[Stored data]
*****
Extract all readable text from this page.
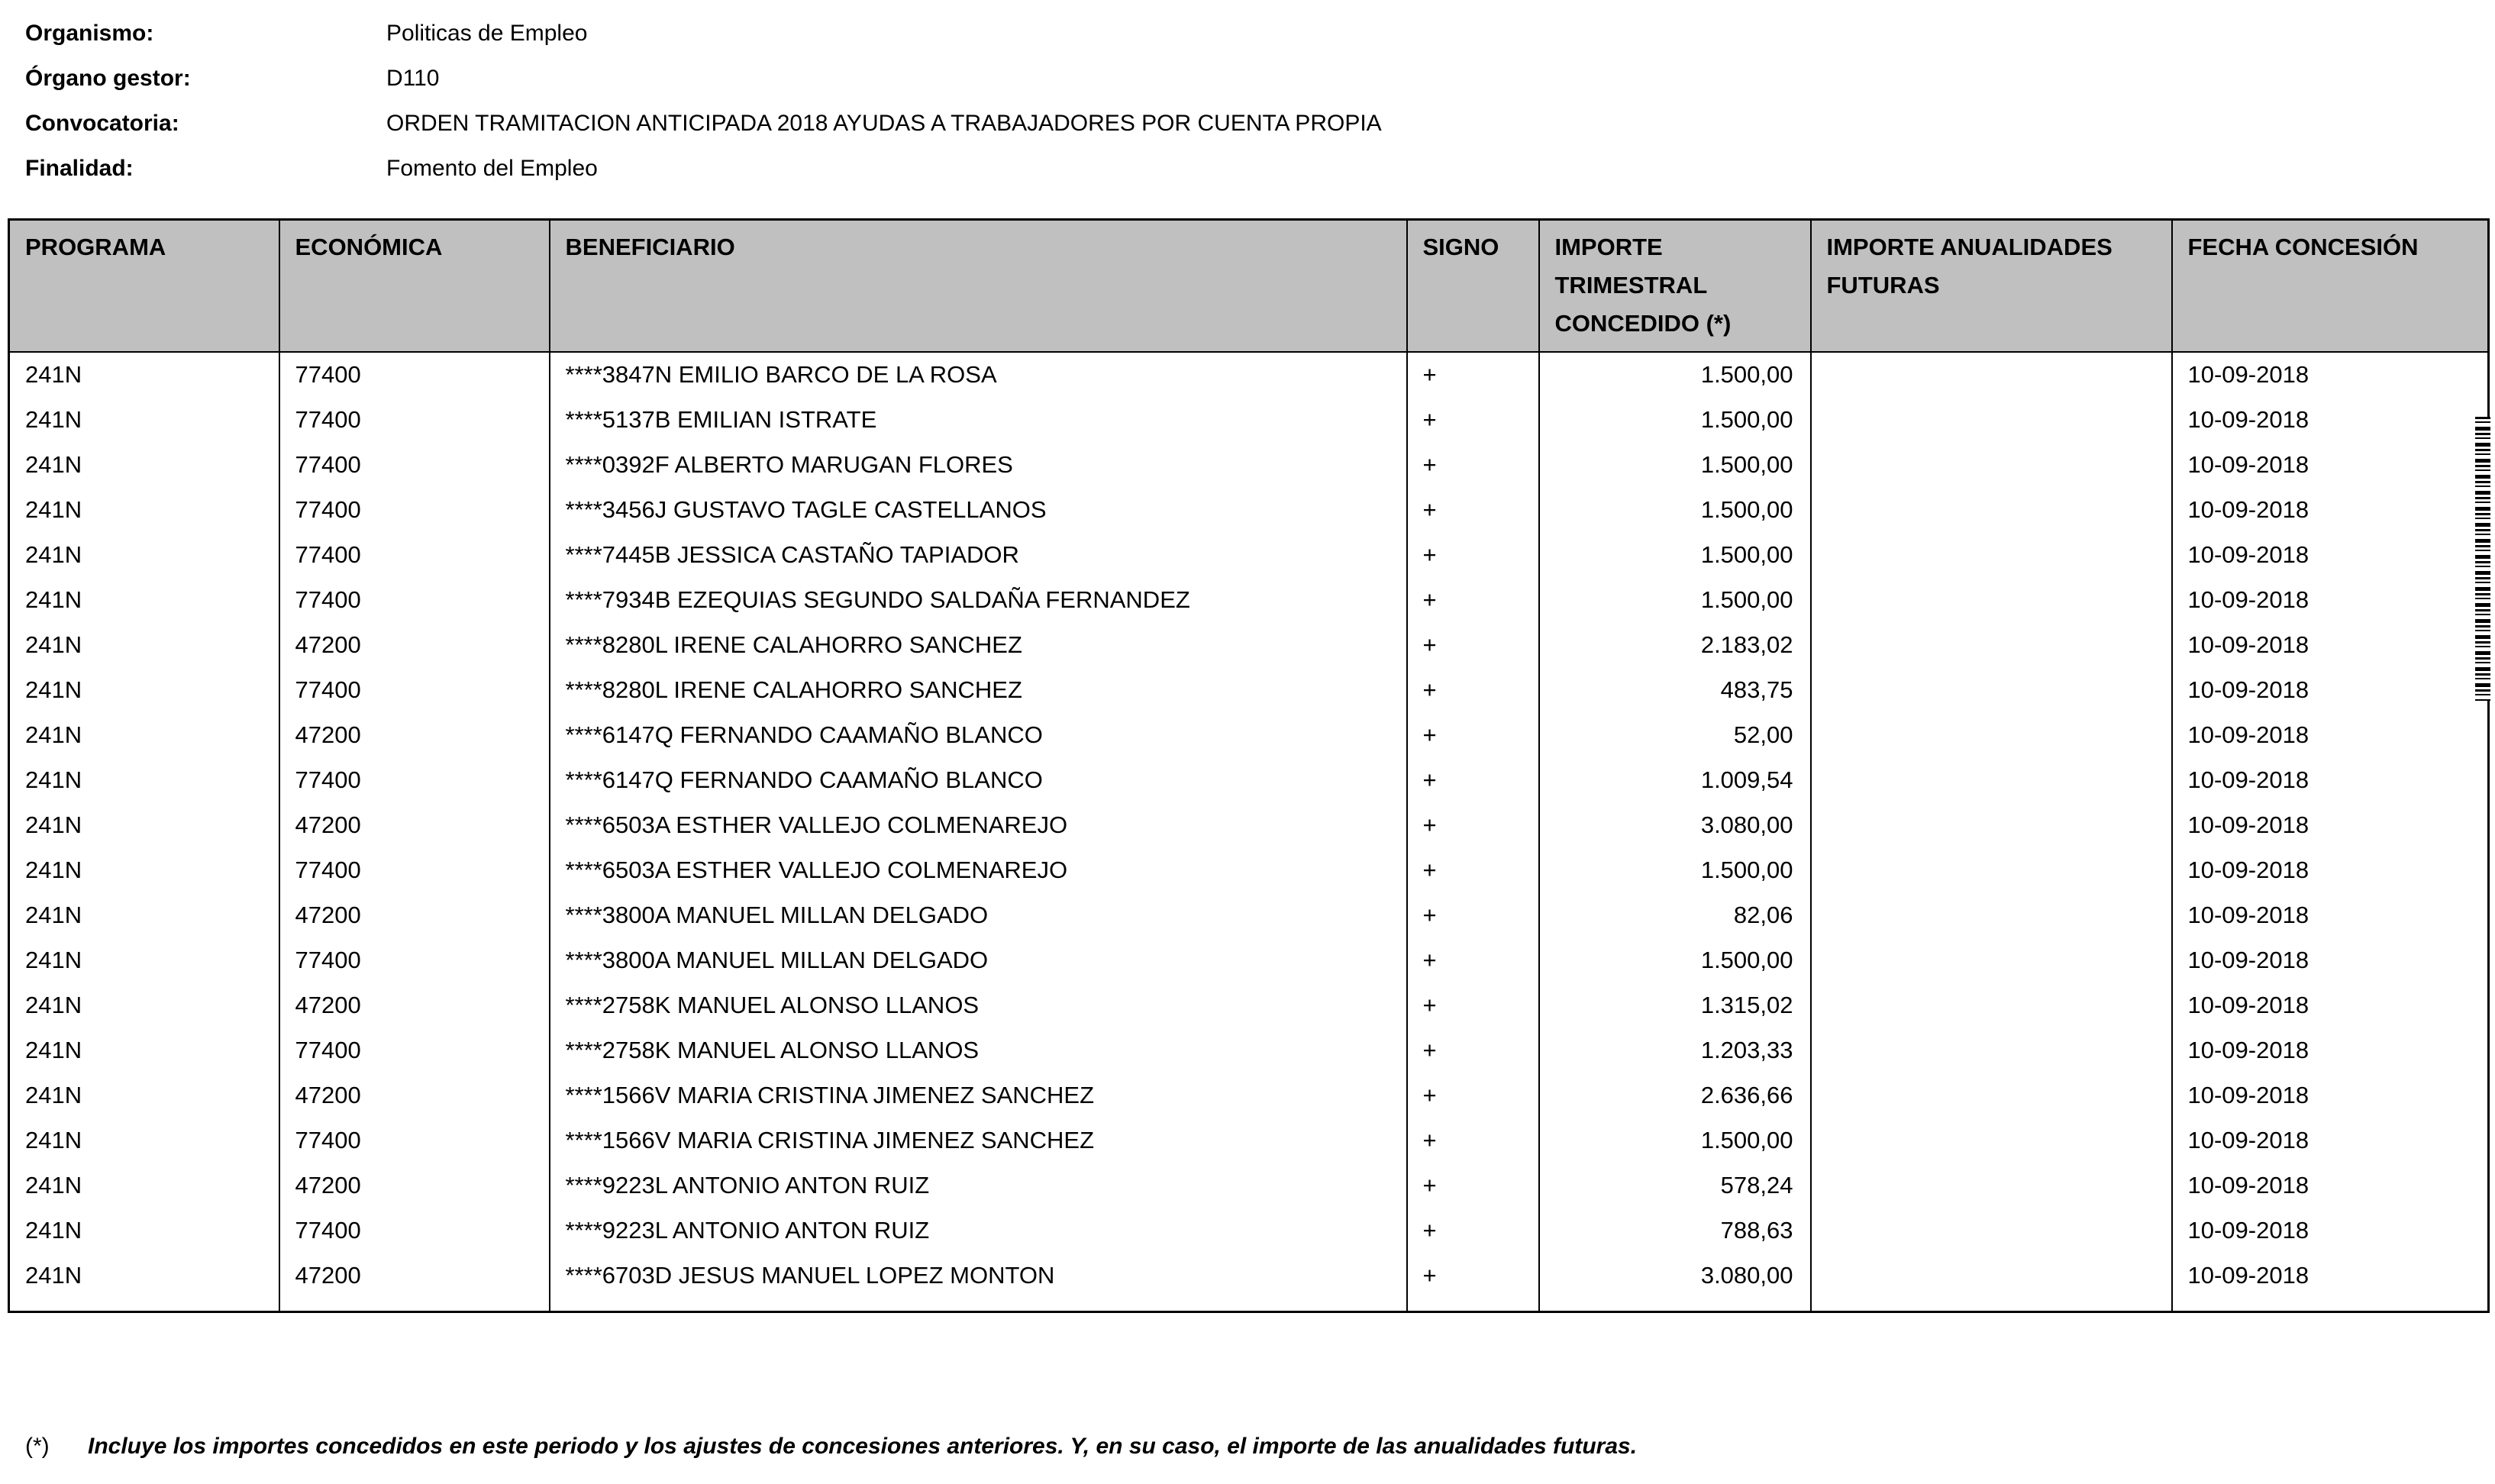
Organismo:	Politicas de Empleo
Órgano gestor:	D110
Convocatoria:	ORDEN TRAMITACION ANTICIPADA 2018 AYUDAS A TRABAJADORES POR CUENTA PROPIA
Finalidad:	Fomento del Empleo
PROGRAMA	ECONÓMICA	BENEFICIARIO	SIGNO	IMPORTE TRIMESTRAL CONCEDIDO (*)	IMPORTE ANUALIDADES FUTURAS	FECHA CONCESIÓN
241N	77400	****3847N EMILIO BARCO DE LA ROSA	+	1.500,00		10-09-2018
241N	77400	****5137B EMILIAN ISTRATE	+	1.500,00		10-09-2018
241N	77400	****0392F ALBERTO MARUGAN FLORES	+	1.500,00		10-09-2018
241N	77400	****3456J GUSTAVO TAGLE CASTELLANOS	+	1.500,00		10-09-2018
241N	77400	****7445B JESSICA CASTAÑO TAPIADOR	+	1.500,00		10-09-2018
241N	77400	****7934B EZEQUIAS SEGUNDO SALDAÑA FERNANDEZ	+	1.500,00		10-09-2018
241N	47200	****8280L IRENE CALAHORRO SANCHEZ	+	2.183,02		10-09-2018
241N	77400	****8280L IRENE CALAHORRO SANCHEZ	+	483,75		10-09-2018
241N	47200	****6147Q FERNANDO CAAMAÑO BLANCO	+	52,00		10-09-2018
241N	77400	****6147Q FERNANDO CAAMAÑO BLANCO	+	1.009,54		10-09-2018
241N	47200	****6503A ESTHER VALLEJO COLMENAREJO	+	3.080,00		10-09-2018
241N	77400	****6503A ESTHER VALLEJO COLMENAREJO	+	1.500,00		10-09-2018
241N	47200	****3800A MANUEL MILLAN DELGADO	+	82,06		10-09-2018
241N	77400	****3800A MANUEL MILLAN DELGADO	+	1.500,00		10-09-2018
241N	47200	****2758K MANUEL ALONSO LLANOS	+	1.315,02		10-09-2018
241N	77400	****2758K MANUEL ALONSO LLANOS	+	1.203,33		10-09-2018
241N	47200	****1566V MARIA CRISTINA JIMENEZ SANCHEZ	+	2.636,66		10-09-2018
241N	77400	****1566V MARIA CRISTINA JIMENEZ SANCHEZ	+	1.500,00		10-09-2018
241N	47200	****9223L ANTONIO ANTON RUIZ	+	578,24		10-09-2018
241N	77400	****9223L ANTONIO ANTON RUIZ	+	788,63		10-09-2018
241N	47200	****6703D JESUS MANUEL LOPEZ MONTON	+	3.080,00		10-09-2018

(*) Incluye los importes concedidos en este periodo y los ajustes de concesiones anteriores. Y, en su caso, el importe de las anualidades futuras.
*****
What you should do: Restate the records word for word, omitting images.

Task solution:
Extract all readable text from this page.
Organismo:	Politicas de Empleo
Órgano gestor:	D110
Convocatoria:	ORDEN TRAMITACION ANTICIPADA 2018 AYUDAS A TRABAJADORES POR CUENTA PROPIA
Finalidad:	Fomento del Empleo
PROGRAMA	ECONÓMICA	BENEFICIARIO	SIGNO	IMPORTE TRIMESTRAL CONCEDIDO (*)	IMPORTE ANUALIDADES FUTURAS	FECHA CONCESIÓN
241N	77400	****3847N EMILIO BARCO DE LA ROSA	+	1.500,00		10-09-2018
241N	77400	****5137B EMILIAN ISTRATE	+	1.500,00		10-09-2018
241N	77400	****0392F ALBERTO MARUGAN FLORES	+	1.500,00		10-09-2018
241N	77400	****3456J GUSTAVO TAGLE CASTELLANOS	+	1.500,00		10-09-2018
241N	77400	****7445B JESSICA CASTAÑO TAPIADOR	+	1.500,00		10-09-2018
241N	77400	****7934B EZEQUIAS SEGUNDO SALDAÑA FERNANDEZ	+	1.500,00		10-09-2018
241N	47200	****8280L IRENE CALAHORRO SANCHEZ	+	2.183,02		10-09-2018
241N	77400	****8280L IRENE CALAHORRO SANCHEZ	+	483,75		10-09-2018
241N	47200	****6147Q FERNANDO CAAMAÑO BLANCO	+	52,00		10-09-2018
241N	77400	****6147Q FERNANDO CAAMAÑO BLANCO	+	1.009,54		10-09-2018
241N	47200	****6503A ESTHER VALLEJO COLMENAREJO	+	3.080,00		10-09-2018
241N	77400	****6503A ESTHER VALLEJO COLMENAREJO	+	1.500,00		10-09-2018
241N	47200	****3800A MANUEL MILLAN DELGADO	+	82,06		10-09-2018
241N	77400	****3800A MANUEL MILLAN DELGADO	+	1.500,00		10-09-2018
241N	47200	****2758K MANUEL ALONSO LLANOS	+	1.315,02		10-09-2018
241N	77400	****2758K MANUEL ALONSO LLANOS	+	1.203,33		10-09-2018
241N	47200	****1566V MARIA CRISTINA JIMENEZ SANCHEZ	+	2.636,66		10-09-2018
241N	77400	****1566V MARIA CRISTINA JIMENEZ SANCHEZ	+	1.500,00		10-09-2018
241N	47200	****9223L ANTONIO ANTON RUIZ	+	578,24		10-09-2018
241N	77400	****9223L ANTONIO ANTON RUIZ	+	788,63		10-09-2018
241N	47200	****6703D JESUS MANUEL LOPEZ MONTON	+	3.080,00		10-09-2018

(*) Incluye los importes concedidos en este periodo y los ajustes de concesiones anteriores. Y, en su caso, el importe de las anualidades futuras.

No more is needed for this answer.